• _WHAT TO DO_:
Show every line of the records that contains the string "logo".

• _RECORDS FOR PROCESSING_:
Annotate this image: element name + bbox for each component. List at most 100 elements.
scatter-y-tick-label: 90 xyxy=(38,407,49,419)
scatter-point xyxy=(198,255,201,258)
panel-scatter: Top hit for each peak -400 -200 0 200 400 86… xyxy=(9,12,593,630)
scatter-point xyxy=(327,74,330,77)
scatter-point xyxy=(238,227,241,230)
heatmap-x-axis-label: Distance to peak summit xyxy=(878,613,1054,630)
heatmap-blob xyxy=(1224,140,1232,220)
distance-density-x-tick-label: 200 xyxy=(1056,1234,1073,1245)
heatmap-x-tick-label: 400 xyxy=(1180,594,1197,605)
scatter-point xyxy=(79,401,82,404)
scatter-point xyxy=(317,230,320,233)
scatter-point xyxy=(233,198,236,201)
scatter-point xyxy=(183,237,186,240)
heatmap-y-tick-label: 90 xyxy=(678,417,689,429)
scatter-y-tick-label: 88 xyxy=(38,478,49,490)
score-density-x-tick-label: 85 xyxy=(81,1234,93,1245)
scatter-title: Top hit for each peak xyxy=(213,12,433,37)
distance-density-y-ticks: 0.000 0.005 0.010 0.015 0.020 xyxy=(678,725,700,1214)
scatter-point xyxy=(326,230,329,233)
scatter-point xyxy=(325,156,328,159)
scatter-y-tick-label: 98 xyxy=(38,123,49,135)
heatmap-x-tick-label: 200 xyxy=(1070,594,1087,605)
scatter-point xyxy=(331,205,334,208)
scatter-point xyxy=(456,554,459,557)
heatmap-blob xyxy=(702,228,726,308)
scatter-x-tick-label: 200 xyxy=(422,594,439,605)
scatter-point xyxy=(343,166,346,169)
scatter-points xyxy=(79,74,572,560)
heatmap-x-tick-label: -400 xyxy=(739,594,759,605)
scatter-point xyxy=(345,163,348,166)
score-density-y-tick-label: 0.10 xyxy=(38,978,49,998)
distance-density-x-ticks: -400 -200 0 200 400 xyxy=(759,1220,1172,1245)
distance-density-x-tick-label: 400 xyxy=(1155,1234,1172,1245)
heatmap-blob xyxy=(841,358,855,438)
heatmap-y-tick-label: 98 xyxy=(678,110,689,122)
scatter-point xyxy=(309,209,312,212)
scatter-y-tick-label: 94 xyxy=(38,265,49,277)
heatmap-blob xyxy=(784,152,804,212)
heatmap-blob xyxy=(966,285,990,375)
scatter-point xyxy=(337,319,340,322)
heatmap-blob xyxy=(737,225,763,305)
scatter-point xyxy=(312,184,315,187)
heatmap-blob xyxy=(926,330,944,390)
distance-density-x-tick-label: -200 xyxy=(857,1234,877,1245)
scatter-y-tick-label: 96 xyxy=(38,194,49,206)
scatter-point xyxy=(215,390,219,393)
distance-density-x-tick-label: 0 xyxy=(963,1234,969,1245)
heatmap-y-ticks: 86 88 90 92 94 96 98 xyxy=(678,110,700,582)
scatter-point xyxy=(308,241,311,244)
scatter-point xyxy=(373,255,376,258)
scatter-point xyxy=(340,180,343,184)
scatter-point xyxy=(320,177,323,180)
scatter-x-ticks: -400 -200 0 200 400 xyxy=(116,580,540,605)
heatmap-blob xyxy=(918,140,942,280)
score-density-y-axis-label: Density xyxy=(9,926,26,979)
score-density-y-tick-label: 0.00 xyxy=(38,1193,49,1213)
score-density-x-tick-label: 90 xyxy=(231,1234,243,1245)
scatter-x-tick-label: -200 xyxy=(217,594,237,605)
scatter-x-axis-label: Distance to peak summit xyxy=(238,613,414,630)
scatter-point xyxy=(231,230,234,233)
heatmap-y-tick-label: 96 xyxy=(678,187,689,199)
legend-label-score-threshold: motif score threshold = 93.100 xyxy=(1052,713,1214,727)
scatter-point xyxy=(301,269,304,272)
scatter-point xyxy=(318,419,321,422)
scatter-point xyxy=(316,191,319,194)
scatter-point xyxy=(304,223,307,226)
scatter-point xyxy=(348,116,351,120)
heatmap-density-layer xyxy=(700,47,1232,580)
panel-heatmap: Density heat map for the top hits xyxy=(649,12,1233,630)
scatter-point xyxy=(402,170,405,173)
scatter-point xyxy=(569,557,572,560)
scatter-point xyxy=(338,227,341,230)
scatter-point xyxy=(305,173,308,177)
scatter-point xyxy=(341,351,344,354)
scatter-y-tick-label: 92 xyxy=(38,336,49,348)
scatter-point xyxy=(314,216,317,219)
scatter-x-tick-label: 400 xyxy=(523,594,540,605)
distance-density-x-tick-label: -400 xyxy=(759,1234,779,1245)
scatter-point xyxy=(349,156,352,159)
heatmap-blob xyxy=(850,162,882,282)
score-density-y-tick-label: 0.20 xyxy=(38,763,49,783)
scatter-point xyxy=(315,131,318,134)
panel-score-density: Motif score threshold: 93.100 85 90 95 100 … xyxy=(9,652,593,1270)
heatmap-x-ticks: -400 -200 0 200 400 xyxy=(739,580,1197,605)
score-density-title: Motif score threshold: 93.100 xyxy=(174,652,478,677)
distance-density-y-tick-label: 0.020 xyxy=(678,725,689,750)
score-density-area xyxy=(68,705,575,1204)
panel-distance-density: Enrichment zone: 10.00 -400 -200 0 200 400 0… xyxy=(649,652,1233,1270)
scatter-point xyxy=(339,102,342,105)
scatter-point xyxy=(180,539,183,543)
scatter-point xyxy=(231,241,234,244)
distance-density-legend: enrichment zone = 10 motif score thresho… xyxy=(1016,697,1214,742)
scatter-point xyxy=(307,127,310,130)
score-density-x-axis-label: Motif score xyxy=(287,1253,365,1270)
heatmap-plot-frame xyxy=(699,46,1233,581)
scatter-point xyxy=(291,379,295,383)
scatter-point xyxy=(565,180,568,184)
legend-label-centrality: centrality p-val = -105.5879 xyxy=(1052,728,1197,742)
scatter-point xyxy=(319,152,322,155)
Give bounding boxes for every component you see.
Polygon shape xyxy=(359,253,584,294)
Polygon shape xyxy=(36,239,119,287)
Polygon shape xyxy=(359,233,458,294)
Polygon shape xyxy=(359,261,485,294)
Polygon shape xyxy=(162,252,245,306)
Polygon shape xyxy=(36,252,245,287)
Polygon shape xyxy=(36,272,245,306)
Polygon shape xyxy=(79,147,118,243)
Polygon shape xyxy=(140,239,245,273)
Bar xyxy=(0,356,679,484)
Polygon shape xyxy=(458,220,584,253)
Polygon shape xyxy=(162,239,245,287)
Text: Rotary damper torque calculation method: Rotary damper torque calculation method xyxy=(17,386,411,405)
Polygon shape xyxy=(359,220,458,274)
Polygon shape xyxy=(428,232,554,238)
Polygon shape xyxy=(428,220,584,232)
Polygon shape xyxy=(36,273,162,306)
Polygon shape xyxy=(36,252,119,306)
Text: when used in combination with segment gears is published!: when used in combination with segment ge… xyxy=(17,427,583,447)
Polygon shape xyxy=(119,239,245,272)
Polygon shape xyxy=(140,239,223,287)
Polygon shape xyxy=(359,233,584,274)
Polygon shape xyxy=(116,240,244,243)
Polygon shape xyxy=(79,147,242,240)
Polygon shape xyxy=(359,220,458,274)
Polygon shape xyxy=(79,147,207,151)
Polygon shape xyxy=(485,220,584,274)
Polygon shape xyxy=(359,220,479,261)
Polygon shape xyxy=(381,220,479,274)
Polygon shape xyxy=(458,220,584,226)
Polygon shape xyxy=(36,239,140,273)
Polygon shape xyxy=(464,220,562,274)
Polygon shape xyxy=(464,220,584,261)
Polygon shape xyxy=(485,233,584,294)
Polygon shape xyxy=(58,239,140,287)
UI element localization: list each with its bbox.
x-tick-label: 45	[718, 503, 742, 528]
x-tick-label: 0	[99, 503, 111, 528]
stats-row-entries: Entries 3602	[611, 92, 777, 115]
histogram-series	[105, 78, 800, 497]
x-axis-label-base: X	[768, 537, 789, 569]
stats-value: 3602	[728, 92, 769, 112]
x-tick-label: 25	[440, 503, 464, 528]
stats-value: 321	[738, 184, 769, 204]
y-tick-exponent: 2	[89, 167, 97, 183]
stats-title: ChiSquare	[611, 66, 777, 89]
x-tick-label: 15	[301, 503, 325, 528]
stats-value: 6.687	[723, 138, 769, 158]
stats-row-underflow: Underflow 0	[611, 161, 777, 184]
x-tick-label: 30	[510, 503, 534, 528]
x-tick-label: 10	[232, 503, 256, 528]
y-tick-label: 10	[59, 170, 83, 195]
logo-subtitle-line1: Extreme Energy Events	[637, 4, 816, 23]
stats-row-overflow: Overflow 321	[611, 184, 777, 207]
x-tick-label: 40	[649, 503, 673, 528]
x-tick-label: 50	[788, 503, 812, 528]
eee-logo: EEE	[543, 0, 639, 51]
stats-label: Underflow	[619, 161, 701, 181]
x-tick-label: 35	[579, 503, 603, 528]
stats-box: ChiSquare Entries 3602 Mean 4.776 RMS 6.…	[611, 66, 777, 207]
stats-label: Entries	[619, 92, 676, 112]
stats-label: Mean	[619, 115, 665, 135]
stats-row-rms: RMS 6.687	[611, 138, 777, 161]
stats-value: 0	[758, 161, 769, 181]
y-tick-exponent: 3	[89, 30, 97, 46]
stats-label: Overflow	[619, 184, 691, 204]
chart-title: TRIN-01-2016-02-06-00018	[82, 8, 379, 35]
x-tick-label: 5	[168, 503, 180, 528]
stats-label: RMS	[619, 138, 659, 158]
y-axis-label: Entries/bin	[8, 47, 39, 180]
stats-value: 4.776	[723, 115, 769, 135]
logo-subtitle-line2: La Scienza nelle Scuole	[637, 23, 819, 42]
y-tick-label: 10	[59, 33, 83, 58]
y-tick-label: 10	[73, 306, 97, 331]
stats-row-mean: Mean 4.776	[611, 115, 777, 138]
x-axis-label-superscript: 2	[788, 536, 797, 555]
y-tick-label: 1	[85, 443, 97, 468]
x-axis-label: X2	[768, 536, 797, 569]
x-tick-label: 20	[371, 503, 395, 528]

• _ANSWER TO THE EXERCISE_:
logo-subtitle-line1: Extreme Energy Events	[637, 4, 816, 23]
eee-logo: EEE	[543, 0, 639, 51]
logo-subtitle-line2: La Scienza nelle Scuole	[637, 23, 819, 42]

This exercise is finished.